** Start **

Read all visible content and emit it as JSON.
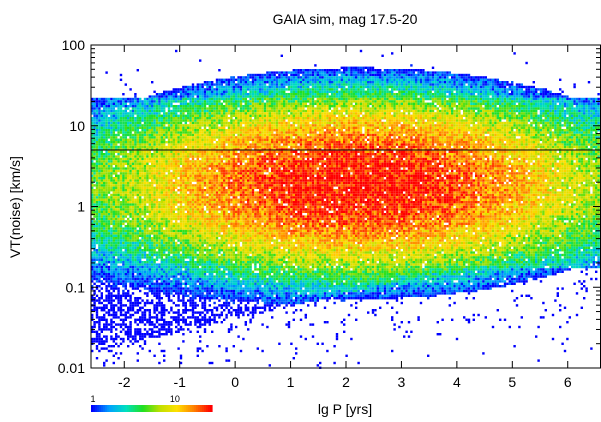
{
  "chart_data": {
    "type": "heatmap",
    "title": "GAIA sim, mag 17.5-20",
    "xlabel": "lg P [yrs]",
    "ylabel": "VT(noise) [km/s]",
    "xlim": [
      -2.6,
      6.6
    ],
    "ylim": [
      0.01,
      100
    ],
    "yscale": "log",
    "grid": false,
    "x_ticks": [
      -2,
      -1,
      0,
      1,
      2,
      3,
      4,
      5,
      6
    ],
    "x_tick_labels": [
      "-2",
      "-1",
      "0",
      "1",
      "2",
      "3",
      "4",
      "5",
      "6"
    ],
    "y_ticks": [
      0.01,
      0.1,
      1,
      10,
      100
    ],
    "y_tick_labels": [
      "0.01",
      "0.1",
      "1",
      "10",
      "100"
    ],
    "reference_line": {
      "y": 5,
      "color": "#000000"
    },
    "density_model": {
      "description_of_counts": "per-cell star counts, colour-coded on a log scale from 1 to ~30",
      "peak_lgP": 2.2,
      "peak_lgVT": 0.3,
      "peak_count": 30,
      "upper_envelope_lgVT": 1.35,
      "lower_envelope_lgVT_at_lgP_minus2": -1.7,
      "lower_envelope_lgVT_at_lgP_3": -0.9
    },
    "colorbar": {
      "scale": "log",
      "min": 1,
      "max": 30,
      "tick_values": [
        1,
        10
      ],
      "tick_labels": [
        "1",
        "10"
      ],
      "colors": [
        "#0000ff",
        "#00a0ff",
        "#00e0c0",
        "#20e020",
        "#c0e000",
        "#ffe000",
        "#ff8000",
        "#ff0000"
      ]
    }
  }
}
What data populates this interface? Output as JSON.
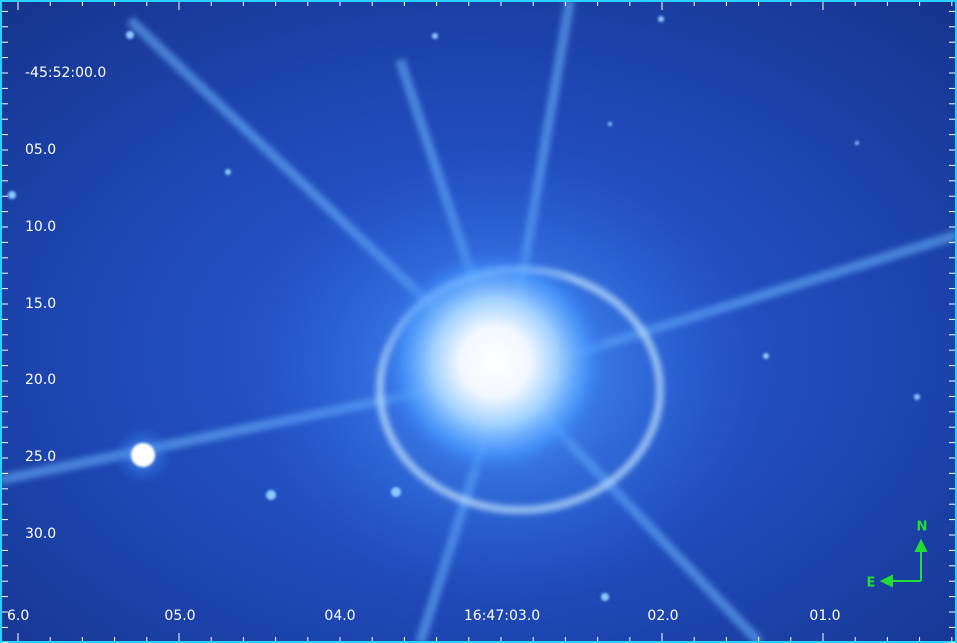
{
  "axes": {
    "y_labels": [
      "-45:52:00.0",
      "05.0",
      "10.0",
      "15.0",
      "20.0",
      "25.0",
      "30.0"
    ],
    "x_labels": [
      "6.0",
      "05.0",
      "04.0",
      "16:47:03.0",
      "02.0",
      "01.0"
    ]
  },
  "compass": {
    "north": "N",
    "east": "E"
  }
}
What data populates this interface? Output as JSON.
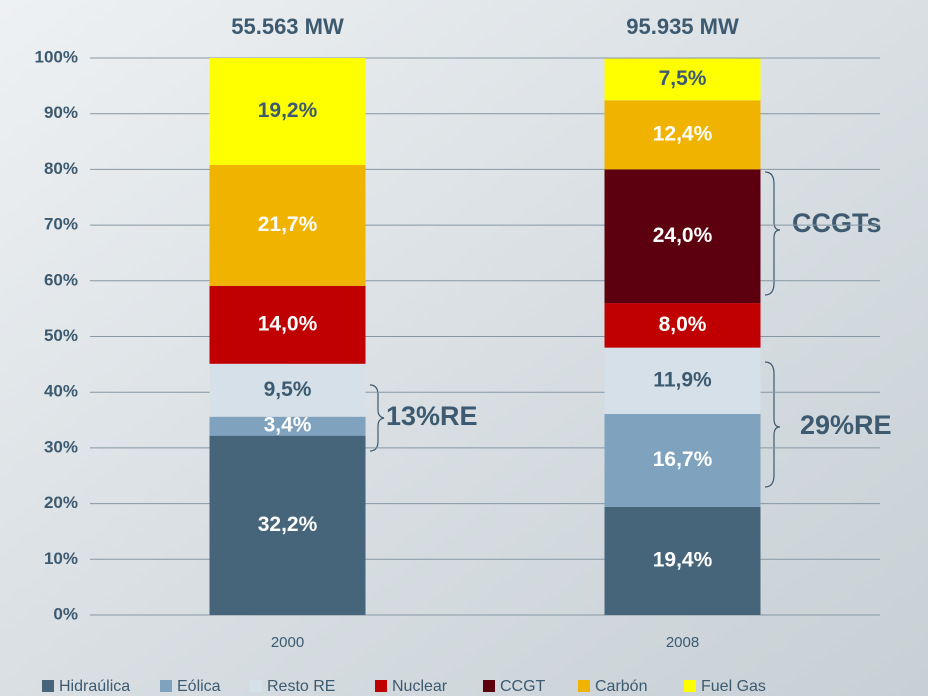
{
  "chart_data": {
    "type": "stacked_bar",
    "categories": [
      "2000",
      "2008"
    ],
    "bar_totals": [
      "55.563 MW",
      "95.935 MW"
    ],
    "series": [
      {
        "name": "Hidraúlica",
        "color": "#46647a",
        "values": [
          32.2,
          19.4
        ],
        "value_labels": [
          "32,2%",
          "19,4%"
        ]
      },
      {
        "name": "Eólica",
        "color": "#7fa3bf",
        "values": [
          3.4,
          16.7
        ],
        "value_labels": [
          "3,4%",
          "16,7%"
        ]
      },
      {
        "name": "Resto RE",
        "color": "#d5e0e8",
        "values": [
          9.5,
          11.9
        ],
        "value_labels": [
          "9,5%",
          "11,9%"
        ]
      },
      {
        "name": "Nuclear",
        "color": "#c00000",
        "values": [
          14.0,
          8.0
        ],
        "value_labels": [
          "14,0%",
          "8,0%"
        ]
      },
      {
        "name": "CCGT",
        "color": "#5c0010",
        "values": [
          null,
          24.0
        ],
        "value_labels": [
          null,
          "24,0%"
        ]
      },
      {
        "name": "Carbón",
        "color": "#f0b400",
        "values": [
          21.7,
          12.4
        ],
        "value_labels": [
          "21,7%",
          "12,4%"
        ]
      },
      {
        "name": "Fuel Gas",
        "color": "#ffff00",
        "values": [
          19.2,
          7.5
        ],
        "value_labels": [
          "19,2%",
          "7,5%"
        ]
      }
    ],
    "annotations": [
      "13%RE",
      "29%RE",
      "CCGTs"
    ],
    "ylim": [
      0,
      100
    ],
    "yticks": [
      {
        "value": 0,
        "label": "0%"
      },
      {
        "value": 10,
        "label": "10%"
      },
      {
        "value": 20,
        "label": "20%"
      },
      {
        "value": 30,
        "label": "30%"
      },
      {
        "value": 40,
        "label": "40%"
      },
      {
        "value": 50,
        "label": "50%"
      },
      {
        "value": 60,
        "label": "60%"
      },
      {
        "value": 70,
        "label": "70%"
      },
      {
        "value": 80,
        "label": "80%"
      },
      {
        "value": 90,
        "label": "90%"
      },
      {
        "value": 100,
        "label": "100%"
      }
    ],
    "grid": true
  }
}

** End **

— What to do —
Copy out the entries verbatim and leave the images out.

— Output —
Read all visible content and emit it as JSON.
{
  "chart_data": {
    "type": "heatmap",
    "title": "GAIA sim, mag 17.5-20",
    "xlabel": "lg P [yrs]",
    "ylabel": "VT(noise) [km/s]",
    "xlim": [
      -2.6,
      6.6
    ],
    "ylim": [
      0.01,
      100
    ],
    "yscale": "log",
    "grid": false,
    "x_ticks": [
      -2,
      -1,
      0,
      1,
      2,
      3,
      4,
      5,
      6
    ],
    "x_tick_labels": [
      "-2",
      "-1",
      "0",
      "1",
      "2",
      "3",
      "4",
      "5",
      "6"
    ],
    "y_ticks": [
      0.01,
      0.1,
      1,
      10,
      100
    ],
    "y_tick_labels": [
      "0.01",
      "0.1",
      "1",
      "10",
      "100"
    ],
    "reference_line": {
      "y": 5,
      "color": "#000000"
    },
    "density_model": {
      "description_of_counts": "per-cell star counts, colour-coded on a log scale from 1 to ~30",
      "peak_lgP": 2.2,
      "peak_lgVT": 0.3,
      "peak_count": 30,
      "upper_envelope_lgVT": 1.35,
      "lower_envelope_lgVT_at_lgP_minus2": -1.7,
      "lower_envelope_lgVT_at_lgP_3": -0.9
    },
    "colorbar": {
      "scale": "log",
      "min": 1,
      "max": 30,
      "tick_values": [
        1,
        10
      ],
      "tick_labels": [
        "1",
        "10"
      ],
      "colors": [
        "#0000ff",
        "#00a0ff",
        "#00e0c0",
        "#20e020",
        "#c0e000",
        "#ffe000",
        "#ff8000",
        "#ff0000"
      ]
    }
  }
}
What data populates this interface? Output as JSON.
{
  "axes": {
    "y_labels": [
      "-45:52:00.0",
      "05.0",
      "10.0",
      "15.0",
      "20.0",
      "25.0",
      "30.0"
    ],
    "x_labels": [
      "6.0",
      "05.0",
      "04.0",
      "16:47:03.0",
      "02.0",
      "01.0"
    ]
  },
  "compass": {
    "north": "N",
    "east": "E"
  }
}
What data populates this interface? Output as JSON.
{
  "chart_data": {
    "type": "stacked_bar",
    "categories": [
      "2000",
      "2008"
    ],
    "bar_totals": [
      "55.563 MW",
      "95.935 MW"
    ],
    "series": [
      {
        "name": "Hidraúlica",
        "color": "#46647a",
        "values": [
          32.2,
          19.4
        ],
        "value_labels": [
          "32,2%",
          "19,4%"
        ]
      },
      {
        "name": "Eólica",
        "color": "#7fa3bf",
        "values": [
          3.4,
          16.7
        ],
        "value_labels": [
          "3,4%",
          "16,7%"
        ]
      },
      {
        "name": "Resto RE",
        "color": "#d5e0e8",
        "values": [
          9.5,
          11.9
        ],
        "value_labels": [
          "9,5%",
          "11,9%"
        ]
      },
      {
        "name": "Nuclear",
        "color": "#c00000",
        "values": [
          14.0,
          8.0
        ],
        "value_labels": [
          "14,0%",
          "8,0%"
        ]
      },
      {
        "name": "CCGT",
        "color": "#5c0010",
        "values": [
          null,
          24.0
        ],
        "value_labels": [
          null,
          "24,0%"
        ]
      },
      {
        "name": "Carbón",
        "color": "#f0b400",
        "values": [
          21.7,
          12.4
        ],
        "value_labels": [
          "21,7%",
          "12,4%"
        ]
      },
      {
        "name": "Fuel Gas",
        "color": "#ffff00",
        "values": [
          19.2,
          7.5
        ],
        "value_labels": [
          "19,2%",
          "7,5%"
        ]
      }
    ],
    "annotations": [
      "13%RE",
      "29%RE",
      "CCGTs"
    ],
    "ylim": [
      0,
      100
    ],
    "yticks": [
      {
        "value": 0,
        "label": "0%"
      },
      {
        "value": 10,
        "label": "10%"
      },
      {
        "value": 20,
        "label": "20%"
      },
      {
        "value": 30,
        "label": "30%"
      },
      {
        "value": 40,
        "label": "40%"
      },
      {
        "value": 50,
        "label": "50%"
      },
      {
        "value": 60,
        "label": "60%"
      },
      {
        "value": 70,
        "label": "70%"
      },
      {
        "value": 80,
        "label": "80%"
      },
      {
        "value": 90,
        "label": "90%"
      },
      {
        "value": 100,
        "label": "100%"
      }
    ],
    "grid": true
  }
}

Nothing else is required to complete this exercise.